YOUR GOAL :: Sift the material for lines containing "JSON", and return them.

SUPPLIED MATERIAL ::
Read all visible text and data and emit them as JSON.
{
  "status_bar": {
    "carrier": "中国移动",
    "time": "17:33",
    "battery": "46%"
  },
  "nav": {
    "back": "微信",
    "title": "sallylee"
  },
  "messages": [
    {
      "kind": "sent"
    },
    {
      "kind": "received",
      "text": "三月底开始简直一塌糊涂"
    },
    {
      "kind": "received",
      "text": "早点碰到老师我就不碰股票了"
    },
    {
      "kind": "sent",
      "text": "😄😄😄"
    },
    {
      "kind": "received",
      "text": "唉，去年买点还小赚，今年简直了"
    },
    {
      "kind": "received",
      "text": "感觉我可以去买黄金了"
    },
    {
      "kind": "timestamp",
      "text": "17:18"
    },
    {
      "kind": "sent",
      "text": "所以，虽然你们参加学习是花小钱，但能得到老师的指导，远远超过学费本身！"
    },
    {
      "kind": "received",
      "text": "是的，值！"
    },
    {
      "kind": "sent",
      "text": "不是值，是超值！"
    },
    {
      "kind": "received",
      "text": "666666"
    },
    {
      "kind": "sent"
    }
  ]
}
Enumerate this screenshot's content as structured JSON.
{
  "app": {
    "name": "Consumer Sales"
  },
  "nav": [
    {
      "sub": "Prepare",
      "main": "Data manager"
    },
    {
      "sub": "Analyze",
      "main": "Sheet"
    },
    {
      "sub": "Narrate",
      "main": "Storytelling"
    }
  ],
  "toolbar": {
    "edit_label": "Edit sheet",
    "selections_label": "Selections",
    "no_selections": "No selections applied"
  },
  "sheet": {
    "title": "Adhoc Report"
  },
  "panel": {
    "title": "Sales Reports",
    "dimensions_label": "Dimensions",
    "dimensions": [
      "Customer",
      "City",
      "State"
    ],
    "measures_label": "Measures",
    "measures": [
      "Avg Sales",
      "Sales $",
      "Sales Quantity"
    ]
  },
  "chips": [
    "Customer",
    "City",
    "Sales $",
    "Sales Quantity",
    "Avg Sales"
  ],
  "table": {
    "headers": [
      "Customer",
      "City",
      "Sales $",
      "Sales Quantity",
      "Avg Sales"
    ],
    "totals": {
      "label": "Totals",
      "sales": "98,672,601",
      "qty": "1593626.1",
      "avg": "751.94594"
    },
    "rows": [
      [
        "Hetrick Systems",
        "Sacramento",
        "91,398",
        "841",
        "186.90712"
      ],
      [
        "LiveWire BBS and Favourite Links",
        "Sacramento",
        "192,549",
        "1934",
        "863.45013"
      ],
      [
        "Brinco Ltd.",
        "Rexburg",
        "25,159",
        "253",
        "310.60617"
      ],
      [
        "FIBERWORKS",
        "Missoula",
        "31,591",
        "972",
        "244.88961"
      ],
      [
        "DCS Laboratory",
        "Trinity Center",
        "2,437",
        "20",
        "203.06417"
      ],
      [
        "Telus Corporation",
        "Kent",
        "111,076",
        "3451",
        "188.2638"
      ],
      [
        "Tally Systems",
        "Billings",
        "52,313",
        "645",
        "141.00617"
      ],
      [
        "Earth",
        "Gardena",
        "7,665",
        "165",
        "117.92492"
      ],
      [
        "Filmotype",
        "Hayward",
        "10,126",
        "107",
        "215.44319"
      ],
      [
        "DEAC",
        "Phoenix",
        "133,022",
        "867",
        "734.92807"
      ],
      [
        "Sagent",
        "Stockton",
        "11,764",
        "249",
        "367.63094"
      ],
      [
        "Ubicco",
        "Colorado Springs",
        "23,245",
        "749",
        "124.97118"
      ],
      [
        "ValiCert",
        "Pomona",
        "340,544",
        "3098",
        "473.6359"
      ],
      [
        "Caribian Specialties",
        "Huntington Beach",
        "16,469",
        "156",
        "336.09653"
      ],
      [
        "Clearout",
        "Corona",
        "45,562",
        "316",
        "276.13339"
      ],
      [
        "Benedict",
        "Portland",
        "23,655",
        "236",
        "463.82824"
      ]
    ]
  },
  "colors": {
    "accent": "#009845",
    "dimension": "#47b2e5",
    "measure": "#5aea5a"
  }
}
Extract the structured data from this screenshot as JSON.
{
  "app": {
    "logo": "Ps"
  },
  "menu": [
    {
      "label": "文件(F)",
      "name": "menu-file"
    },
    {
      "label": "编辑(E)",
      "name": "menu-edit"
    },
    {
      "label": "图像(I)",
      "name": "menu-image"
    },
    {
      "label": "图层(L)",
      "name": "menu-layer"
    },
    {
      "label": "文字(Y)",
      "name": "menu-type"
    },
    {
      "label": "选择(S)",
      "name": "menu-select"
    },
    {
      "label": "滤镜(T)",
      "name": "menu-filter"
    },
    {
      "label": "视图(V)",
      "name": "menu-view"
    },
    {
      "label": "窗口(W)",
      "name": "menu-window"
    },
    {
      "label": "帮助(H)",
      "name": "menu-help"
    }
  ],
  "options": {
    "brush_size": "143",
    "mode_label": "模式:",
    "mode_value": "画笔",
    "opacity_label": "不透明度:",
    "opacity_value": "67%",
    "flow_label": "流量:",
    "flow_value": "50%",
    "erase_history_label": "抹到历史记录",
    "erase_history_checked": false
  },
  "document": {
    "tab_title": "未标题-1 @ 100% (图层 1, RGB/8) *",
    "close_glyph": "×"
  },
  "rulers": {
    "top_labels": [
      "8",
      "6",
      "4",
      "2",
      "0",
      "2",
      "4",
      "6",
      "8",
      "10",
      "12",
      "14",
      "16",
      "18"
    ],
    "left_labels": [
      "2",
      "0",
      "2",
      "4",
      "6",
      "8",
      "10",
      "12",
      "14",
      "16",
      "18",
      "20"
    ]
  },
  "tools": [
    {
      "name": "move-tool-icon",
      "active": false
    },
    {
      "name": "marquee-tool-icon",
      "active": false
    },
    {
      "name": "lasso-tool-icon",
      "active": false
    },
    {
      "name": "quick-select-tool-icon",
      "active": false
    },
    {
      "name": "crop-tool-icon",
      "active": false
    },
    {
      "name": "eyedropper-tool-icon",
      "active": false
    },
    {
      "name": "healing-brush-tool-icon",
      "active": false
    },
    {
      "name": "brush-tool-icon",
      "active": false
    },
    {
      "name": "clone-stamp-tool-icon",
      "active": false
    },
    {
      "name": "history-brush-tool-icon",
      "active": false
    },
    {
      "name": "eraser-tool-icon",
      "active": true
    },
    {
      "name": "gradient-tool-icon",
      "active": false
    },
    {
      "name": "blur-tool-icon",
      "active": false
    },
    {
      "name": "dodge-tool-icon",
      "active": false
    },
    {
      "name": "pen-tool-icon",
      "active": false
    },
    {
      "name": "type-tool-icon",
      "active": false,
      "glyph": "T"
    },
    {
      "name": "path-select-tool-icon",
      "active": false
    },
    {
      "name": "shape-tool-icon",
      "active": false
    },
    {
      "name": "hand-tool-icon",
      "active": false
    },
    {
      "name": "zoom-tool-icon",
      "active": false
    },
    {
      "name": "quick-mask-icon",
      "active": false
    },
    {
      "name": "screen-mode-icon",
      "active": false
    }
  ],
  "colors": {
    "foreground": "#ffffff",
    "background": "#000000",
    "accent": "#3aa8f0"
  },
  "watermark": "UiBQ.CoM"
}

WRITTEN REPLY ::
Read all visible text and data and emit them as JSON.
Enumerate this screenshot's content as structured JSON.
Extract the structured data from this screenshot as JSON.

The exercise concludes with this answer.